> TASK OBJECTIVE
Find every line in the records below that contains the word "每份是它的", and copy each such line.

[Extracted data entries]
- - - - -

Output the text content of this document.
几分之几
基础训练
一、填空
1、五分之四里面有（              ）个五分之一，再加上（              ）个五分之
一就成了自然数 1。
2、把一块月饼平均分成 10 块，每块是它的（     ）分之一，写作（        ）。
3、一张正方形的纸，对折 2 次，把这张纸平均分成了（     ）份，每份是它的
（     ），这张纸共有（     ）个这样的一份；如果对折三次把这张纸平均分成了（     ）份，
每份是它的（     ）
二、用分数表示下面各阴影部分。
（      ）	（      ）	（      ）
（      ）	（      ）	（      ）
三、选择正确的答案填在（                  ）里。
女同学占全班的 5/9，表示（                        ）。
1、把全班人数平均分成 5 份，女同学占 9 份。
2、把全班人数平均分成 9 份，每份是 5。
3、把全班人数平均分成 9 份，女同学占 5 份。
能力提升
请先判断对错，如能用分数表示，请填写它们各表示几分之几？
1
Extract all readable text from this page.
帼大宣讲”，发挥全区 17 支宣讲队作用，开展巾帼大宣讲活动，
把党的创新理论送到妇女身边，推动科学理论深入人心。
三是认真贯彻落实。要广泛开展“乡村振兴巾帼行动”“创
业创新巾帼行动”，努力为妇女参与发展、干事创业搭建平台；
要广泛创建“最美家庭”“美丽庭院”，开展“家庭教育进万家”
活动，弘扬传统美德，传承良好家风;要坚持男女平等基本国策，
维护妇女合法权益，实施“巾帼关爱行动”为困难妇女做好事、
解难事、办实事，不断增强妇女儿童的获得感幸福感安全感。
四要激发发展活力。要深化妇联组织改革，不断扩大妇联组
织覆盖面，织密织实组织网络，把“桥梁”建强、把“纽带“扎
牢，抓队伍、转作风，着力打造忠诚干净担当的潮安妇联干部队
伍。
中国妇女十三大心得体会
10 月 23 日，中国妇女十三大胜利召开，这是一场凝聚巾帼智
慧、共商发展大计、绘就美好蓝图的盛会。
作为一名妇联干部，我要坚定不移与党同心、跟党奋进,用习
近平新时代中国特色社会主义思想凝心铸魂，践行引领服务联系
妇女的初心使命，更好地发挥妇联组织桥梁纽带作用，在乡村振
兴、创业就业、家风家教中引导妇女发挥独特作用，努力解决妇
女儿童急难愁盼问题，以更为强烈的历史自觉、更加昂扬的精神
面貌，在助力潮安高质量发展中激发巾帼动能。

- - - - -

> ANSWER FOR THIS EXERCISE
3、一张正方形的纸，对折 2 次，把这张纸平均分成了（     ）份，每份是它的
每份是它的（     ）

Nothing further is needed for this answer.